• PROBLEM DESCRIPTION:
List the lines of this listing that hold the word "value".

Stored data
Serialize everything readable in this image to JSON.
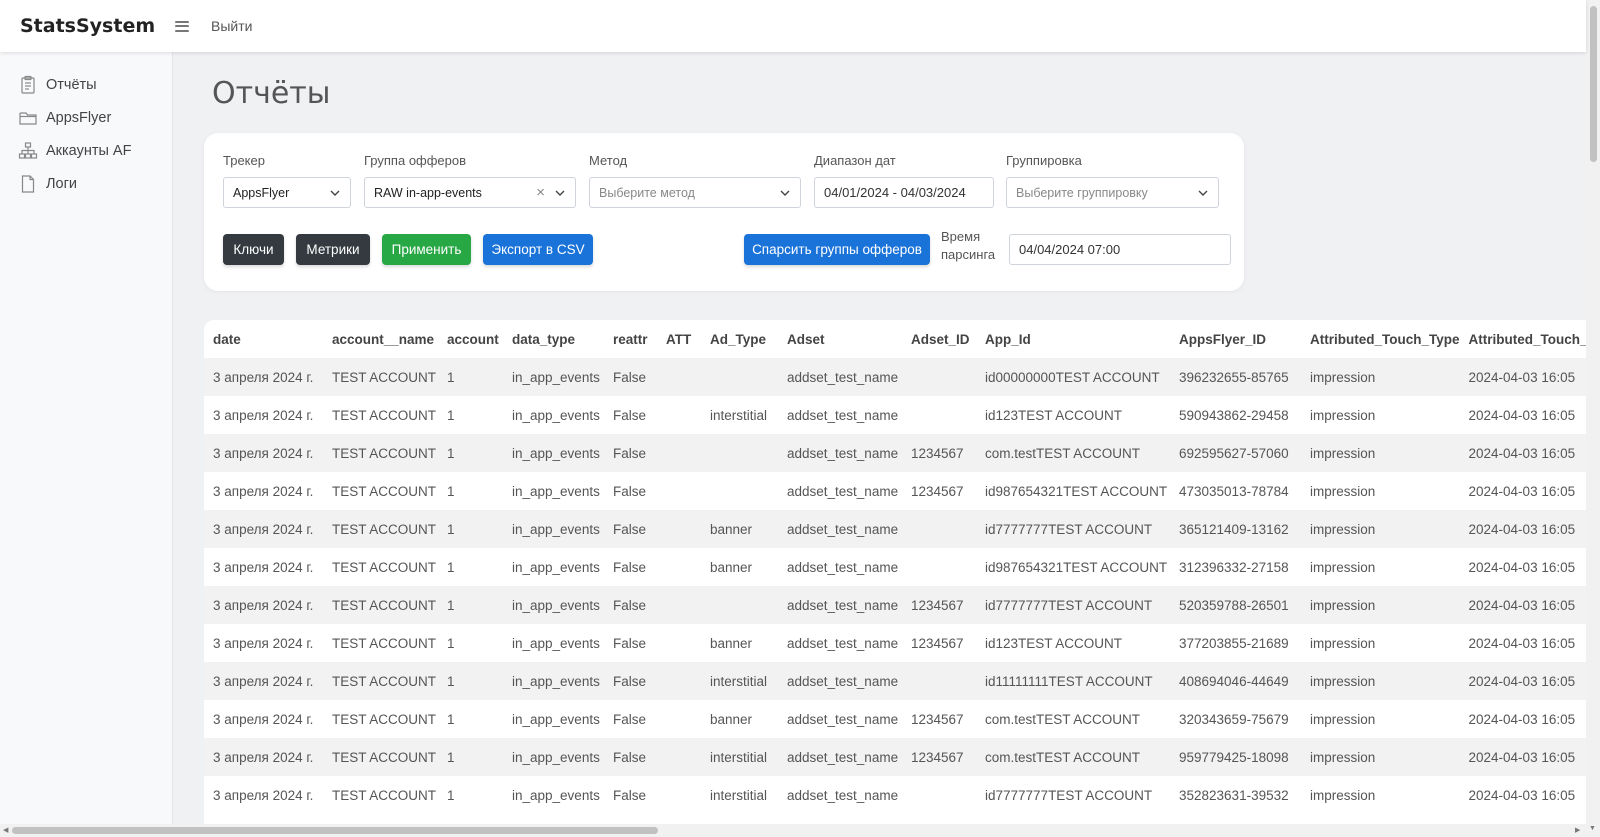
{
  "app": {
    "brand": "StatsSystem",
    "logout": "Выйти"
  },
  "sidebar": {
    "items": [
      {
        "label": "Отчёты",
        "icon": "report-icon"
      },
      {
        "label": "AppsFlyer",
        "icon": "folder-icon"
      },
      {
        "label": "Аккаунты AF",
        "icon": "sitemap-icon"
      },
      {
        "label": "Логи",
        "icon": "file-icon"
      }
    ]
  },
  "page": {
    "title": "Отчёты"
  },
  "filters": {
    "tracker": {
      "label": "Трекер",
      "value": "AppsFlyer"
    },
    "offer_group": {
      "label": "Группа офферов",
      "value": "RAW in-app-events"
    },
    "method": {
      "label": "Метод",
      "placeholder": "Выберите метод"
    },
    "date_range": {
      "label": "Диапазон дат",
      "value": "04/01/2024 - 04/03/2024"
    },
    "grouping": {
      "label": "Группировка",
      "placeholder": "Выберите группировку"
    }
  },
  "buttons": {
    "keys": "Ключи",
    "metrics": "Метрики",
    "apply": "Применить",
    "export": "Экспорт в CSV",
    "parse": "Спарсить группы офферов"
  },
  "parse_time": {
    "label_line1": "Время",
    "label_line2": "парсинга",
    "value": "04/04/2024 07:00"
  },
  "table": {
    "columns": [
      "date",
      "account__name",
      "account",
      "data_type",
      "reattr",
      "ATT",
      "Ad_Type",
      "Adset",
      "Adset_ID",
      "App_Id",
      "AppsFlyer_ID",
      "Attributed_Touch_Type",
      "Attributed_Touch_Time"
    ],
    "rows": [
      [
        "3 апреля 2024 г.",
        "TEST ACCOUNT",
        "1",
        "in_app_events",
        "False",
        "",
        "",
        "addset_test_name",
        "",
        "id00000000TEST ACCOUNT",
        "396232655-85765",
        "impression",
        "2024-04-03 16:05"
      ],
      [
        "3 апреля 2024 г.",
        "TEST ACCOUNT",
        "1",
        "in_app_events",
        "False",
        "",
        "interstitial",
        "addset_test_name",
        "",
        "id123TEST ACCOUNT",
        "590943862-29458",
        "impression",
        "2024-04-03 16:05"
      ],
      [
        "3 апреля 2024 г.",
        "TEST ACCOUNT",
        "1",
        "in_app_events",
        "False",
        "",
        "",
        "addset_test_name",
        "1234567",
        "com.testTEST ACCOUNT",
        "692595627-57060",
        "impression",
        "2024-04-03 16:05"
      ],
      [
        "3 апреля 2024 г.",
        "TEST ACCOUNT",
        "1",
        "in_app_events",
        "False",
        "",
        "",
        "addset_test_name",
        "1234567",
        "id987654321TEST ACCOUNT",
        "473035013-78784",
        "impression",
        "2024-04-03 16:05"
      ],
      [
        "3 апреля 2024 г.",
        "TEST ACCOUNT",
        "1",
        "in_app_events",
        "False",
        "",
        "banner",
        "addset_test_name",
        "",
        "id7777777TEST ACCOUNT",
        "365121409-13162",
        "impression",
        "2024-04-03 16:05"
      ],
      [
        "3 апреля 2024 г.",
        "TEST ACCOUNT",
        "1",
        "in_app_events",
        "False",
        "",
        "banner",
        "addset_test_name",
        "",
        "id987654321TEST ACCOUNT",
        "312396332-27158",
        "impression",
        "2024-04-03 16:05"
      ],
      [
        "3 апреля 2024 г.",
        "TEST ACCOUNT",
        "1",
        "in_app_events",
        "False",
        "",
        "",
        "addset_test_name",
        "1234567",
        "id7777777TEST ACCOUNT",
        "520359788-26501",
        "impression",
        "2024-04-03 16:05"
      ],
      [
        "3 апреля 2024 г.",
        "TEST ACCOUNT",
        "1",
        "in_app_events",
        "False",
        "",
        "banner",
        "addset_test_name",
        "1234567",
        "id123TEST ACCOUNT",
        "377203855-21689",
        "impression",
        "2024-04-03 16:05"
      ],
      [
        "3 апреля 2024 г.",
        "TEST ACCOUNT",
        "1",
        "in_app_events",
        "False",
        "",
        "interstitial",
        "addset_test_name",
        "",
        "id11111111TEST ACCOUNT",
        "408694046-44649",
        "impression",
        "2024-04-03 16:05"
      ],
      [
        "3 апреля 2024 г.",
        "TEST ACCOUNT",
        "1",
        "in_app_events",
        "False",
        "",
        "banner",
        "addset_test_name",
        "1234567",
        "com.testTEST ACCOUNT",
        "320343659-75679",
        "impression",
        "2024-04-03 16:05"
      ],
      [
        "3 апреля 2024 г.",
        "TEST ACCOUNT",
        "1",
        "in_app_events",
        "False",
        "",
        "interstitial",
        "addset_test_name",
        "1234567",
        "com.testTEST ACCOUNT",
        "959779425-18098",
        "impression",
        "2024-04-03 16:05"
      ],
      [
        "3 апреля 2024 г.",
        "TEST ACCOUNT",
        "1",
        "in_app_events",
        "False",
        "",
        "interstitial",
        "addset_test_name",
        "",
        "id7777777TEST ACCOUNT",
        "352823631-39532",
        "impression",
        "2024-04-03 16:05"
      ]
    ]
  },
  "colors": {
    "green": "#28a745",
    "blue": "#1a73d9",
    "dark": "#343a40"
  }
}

• EXPECTED ANSWER:
      "value": "AppsFlyer"
      "value": "RAW in-app-events"
      "value": "04/01/2024 - 04/03/2024"
    "value": "04/04/2024 07:00"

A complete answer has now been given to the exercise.